* _What this task involves_
Write out the data again in full, exactly as it reads.
★ ★ ★ ★ ★ ★ ★
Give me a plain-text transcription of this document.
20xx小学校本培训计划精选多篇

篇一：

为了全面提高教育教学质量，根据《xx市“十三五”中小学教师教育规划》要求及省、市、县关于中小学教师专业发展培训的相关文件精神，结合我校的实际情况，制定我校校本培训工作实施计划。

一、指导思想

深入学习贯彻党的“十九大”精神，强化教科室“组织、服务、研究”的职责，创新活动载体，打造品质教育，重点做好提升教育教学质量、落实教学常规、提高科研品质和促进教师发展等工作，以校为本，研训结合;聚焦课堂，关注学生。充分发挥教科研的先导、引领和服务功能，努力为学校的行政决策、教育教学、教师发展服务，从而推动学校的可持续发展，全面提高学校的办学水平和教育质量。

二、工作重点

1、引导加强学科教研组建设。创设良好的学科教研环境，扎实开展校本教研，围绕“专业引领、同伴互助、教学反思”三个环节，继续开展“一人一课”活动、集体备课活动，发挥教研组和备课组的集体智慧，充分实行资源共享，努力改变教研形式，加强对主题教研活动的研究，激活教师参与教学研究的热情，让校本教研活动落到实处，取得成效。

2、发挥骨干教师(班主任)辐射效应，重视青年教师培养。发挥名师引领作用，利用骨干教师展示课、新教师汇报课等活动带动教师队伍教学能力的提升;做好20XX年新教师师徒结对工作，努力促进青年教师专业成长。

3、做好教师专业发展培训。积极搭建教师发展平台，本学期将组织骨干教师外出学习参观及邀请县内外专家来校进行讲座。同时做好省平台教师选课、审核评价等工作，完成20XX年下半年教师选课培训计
★ ★ ★ ★ ★ ★ ★
* _Written solution_
Give me a plain-text transcription of this document.
20xx小学校本培训计划精选多篇

篇一：

为了全面提高教育教学质量，根据《xx市“十三五”中小学教师教育规划》要求及省、市、县关于中小学教师专业发展培训的相关文件精神，结合我校的实际情况，制定我校校本培训工作实施计划。

一、指导思想

深入学习贯彻党的“十九大”精神，强化教科室“组织、服务、研究”的职责，创新活动载体，打造品质教育，重点做好提升教育教学质量、落实教学常规、提高科研品质和促进教师发展等工作，以校为本，研训结合;聚焦课堂，关注学生。充分发挥教科研的先导、引领和服务功能，努力为学校的行政决策、教育教学、教师发展服务，从而推动学校的可持续发展，全面提高学校的办学水平和教育质量。

二、工作重点

1、引导加强学科教研组建设。创设良好的学科教研环境，扎实开展校本教研，围绕“专业引领、同伴互助、教学反思”三个环节，继续开展“一人一课”活动、集体备课活动，发挥教研组和备课组的集体智慧，充分实行资源共享，努力改变教研形式，加强对主题教研活动的研究，激活教师参与教学研究的热情，让校本教研活动落到实处，取得成效。

2、发挥骨干教师(班主任)辐射效应，重视青年教师培养。发挥名师引领作用，利用骨干教师展示课、新教师汇报课等活动带动教师队伍教学能力的提升;做好20XX年新教师师徒结对工作，努力促进青年教师专业成长。

3、做好教师专业发展培训。积极搭建教师发展平台，本学期将组织骨干教师外出学习参观及邀请县内外专家来校进行讲座。同时做好省平台教师选课、审核评价等工作，完成20XX年下半年教师选课培训计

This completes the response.